# Work to complete
All entries must be extracted exactly, with nothing added or dropped.

__________________________________________________

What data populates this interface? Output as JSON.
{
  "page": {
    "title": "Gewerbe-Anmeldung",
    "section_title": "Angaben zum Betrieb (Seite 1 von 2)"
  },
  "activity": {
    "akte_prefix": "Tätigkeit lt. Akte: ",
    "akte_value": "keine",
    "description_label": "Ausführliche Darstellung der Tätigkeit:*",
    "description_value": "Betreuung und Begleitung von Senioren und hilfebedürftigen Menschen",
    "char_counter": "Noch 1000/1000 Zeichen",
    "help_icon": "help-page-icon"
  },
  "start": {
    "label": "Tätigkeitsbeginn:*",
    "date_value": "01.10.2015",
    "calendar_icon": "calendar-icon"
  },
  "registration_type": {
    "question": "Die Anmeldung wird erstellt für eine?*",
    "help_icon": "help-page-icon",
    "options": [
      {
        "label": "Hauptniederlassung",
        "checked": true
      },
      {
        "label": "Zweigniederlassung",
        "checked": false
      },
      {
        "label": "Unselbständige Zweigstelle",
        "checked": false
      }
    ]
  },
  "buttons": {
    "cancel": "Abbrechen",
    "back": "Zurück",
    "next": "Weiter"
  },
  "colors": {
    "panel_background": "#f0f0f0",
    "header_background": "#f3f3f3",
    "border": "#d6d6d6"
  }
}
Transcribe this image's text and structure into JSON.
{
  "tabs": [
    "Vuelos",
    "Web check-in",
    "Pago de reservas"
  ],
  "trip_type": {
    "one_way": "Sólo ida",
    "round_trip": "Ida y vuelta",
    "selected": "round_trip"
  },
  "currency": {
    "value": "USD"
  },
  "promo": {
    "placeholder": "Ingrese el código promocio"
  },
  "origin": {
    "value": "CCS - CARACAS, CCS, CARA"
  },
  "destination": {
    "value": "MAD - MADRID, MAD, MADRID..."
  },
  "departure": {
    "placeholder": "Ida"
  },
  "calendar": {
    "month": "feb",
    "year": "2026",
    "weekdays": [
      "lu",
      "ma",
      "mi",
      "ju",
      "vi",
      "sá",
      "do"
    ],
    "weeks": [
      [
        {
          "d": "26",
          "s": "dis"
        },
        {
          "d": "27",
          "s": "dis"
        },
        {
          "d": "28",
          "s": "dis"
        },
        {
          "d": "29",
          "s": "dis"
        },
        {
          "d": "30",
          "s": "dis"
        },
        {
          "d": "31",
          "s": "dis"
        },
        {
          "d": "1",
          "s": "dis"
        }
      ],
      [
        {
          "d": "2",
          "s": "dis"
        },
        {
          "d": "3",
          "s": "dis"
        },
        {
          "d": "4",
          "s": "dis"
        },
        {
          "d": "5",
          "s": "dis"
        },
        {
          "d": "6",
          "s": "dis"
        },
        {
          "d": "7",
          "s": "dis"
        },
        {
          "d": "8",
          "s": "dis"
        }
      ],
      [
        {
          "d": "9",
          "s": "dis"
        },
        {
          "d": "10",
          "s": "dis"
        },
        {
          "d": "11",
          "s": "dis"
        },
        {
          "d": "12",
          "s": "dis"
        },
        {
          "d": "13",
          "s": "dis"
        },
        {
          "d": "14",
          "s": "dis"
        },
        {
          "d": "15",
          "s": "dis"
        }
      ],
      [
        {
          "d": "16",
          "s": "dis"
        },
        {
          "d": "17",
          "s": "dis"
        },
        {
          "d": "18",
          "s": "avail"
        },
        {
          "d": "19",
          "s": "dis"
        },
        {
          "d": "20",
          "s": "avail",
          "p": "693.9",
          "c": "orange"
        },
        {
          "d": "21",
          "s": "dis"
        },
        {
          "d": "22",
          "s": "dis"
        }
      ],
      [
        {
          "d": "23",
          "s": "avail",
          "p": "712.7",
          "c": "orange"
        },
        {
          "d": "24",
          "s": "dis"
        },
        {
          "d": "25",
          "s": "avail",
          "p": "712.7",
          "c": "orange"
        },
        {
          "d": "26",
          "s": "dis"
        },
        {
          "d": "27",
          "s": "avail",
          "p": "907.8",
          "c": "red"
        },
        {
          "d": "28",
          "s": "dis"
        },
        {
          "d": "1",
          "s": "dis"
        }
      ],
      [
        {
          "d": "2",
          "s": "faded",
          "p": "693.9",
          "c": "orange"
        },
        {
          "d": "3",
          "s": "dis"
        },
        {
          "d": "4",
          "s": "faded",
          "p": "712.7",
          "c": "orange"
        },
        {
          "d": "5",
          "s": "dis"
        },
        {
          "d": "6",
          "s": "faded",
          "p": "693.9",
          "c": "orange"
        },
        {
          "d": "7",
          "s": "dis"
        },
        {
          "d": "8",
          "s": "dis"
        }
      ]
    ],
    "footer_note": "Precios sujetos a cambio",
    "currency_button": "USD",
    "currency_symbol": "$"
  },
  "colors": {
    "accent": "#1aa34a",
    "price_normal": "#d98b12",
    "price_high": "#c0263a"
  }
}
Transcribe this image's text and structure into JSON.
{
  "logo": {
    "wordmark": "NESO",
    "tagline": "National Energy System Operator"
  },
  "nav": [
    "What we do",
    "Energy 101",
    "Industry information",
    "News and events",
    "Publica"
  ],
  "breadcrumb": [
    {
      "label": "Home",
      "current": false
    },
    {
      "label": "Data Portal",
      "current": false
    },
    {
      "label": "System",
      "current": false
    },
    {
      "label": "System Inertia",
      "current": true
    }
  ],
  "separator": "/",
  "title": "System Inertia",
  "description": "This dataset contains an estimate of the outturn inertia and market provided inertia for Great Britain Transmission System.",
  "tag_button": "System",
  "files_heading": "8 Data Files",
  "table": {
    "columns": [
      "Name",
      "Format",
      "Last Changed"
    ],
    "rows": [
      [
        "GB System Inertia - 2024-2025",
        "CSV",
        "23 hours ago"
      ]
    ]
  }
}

__________________________________________________

# Response to this task
What data populates this interface? Output as JSON.
{
  "page": {
    "title": "Gewerbe-Anmeldung",
    "section_title": "Angaben zum Betrieb (Seite 1 von 2)"
  },
  "activity": {
    "akte_prefix": "Tätigkeit lt. Akte: ",
    "akte_value": "keine",
    "description_label": "Ausführliche Darstellung der Tätigkeit:*",
    "description_value": "Betreuung und Begleitung von Senioren und hilfebedürftigen Menschen",
    "char_counter": "Noch 1000/1000 Zeichen",
    "help_icon": "help-page-icon"
  },
  "start": {
    "label": "Tätigkeitsbeginn:*",
    "date_value": "01.10.2015",
    "calendar_icon": "calendar-icon"
  },
  "registration_type": {
    "question": "Die Anmeldung wird erstellt für eine?*",
    "help_icon": "help-page-icon",
    "options": [
      {
        "label": "Hauptniederlassung",
        "checked": true
      },
      {
        "label": "Zweigniederlassung",
        "checked": false
      },
      {
        "label": "Unselbständige Zweigstelle",
        "checked": false
      }
    ]
  },
  "buttons": {
    "cancel": "Abbrechen",
    "back": "Zurück",
    "next": "Weiter"
  },
  "colors": {
    "panel_background": "#f0f0f0",
    "header_background": "#f3f3f3",
    "border": "#d6d6d6"
  }
}
Transcribe this image's text and structure into JSON.
{
  "tabs": [
    "Vuelos",
    "Web check-in",
    "Pago de reservas"
  ],
  "trip_type": {
    "one_way": "Sólo ida",
    "round_trip": "Ida y vuelta",
    "selected": "round_trip"
  },
  "currency": {
    "value": "USD"
  },
  "promo": {
    "placeholder": "Ingrese el código promocio"
  },
  "origin": {
    "value": "CCS - CARACAS, CCS, CARA"
  },
  "destination": {
    "value": "MAD - MADRID, MAD, MADRID..."
  },
  "departure": {
    "placeholder": "Ida"
  },
  "calendar": {
    "month": "feb",
    "year": "2026",
    "weekdays": [
      "lu",
      "ma",
      "mi",
      "ju",
      "vi",
      "sá",
      "do"
    ],
    "weeks": [
      [
        {
          "d": "26",
          "s": "dis"
        },
        {
          "d": "27",
          "s": "dis"
        },
        {
          "d": "28",
          "s": "dis"
        },
        {
          "d": "29",
          "s": "dis"
        },
        {
          "d": "30",
          "s": "dis"
        },
        {
          "d": "31",
          "s": "dis"
        },
        {
          "d": "1",
          "s": "dis"
        }
      ],
      [
        {
          "d": "2",
          "s": "dis"
        },
        {
          "d": "3",
          "s": "dis"
        },
        {
          "d": "4",
          "s": "dis"
        },
        {
          "d": "5",
          "s": "dis"
        },
        {
          "d": "6",
          "s": "dis"
        },
        {
          "d": "7",
          "s": "dis"
        },
        {
          "d": "8",
          "s": "dis"
        }
      ],
      [
        {
          "d": "9",
          "s": "dis"
        },
        {
          "d": "10",
          "s": "dis"
        },
        {
          "d": "11",
          "s": "dis"
        },
        {
          "d": "12",
          "s": "dis"
        },
        {
          "d": "13",
          "s": "dis"
        },
        {
          "d": "14",
          "s": "dis"
        },
        {
          "d": "15",
          "s": "dis"
        }
      ],
      [
        {
          "d": "16",
          "s": "dis"
        },
        {
          "d": "17",
          "s": "dis"
        },
        {
          "d": "18",
          "s": "avail"
        },
        {
          "d": "19",
          "s": "dis"
        },
        {
          "d": "20",
          "s": "avail",
          "p": "693.9",
          "c": "orange"
        },
        {
          "d": "21",
          "s": "dis"
        },
        {
          "d": "22",
          "s": "dis"
        }
      ],
      [
        {
          "d": "23",
          "s": "avail",
          "p": "712.7",
          "c": "orange"
        },
        {
          "d": "24",
          "s": "dis"
        },
        {
          "d": "25",
          "s": "avail",
          "p": "712.7",
          "c": "orange"
        },
        {
          "d": "26",
          "s": "dis"
        },
        {
          "d": "27",
          "s": "avail",
          "p": "907.8",
          "c": "red"
        },
        {
          "d": "28",
          "s": "dis"
        },
        {
          "d": "1",
          "s": "dis"
        }
      ],
      [
        {
          "d": "2",
          "s": "faded",
          "p": "693.9",
          "c": "orange"
        },
        {
          "d": "3",
          "s": "dis"
        },
        {
          "d": "4",
          "s": "faded",
          "p": "712.7",
          "c": "orange"
        },
        {
          "d": "5",
          "s": "dis"
        },
        {
          "d": "6",
          "s": "faded",
          "p": "693.9",
          "c": "orange"
        },
        {
          "d": "7",
          "s": "dis"
        },
        {
          "d": "8",
          "s": "dis"
        }
      ]
    ],
    "footer_note": "Precios sujetos a cambio",
    "currency_button": "USD",
    "currency_symbol": "$"
  },
  "colors": {
    "accent": "#1aa34a",
    "price_normal": "#d98b12",
    "price_high": "#c0263a"
  }
}
Transcribe this image's text and structure into JSON.
{
  "logo": {
    "wordmark": "NESO",
    "tagline": "National Energy System Operator"
  },
  "nav": [
    "What we do",
    "Energy 101",
    "Industry information",
    "News and events",
    "Publica"
  ],
  "breadcrumb": [
    {
      "label": "Home",
      "current": false
    },
    {
      "label": "Data Portal",
      "current": false
    },
    {
      "label": "System",
      "current": false
    },
    {
      "label": "System Inertia",
      "current": true
    }
  ],
  "separator": "/",
  "title": "System Inertia",
  "description": "This dataset contains an estimate of the outturn inertia and market provided inertia for Great Britain Transmission System.",
  "tag_button": "System",
  "files_heading": "8 Data Files",
  "table": {
    "columns": [
      "Name",
      "Format",
      "Last Changed"
    ],
    "rows": [
      [
        "GB System Inertia - 2024-2025",
        "CSV",
        "23 hours ago"
      ]
    ]
  }
}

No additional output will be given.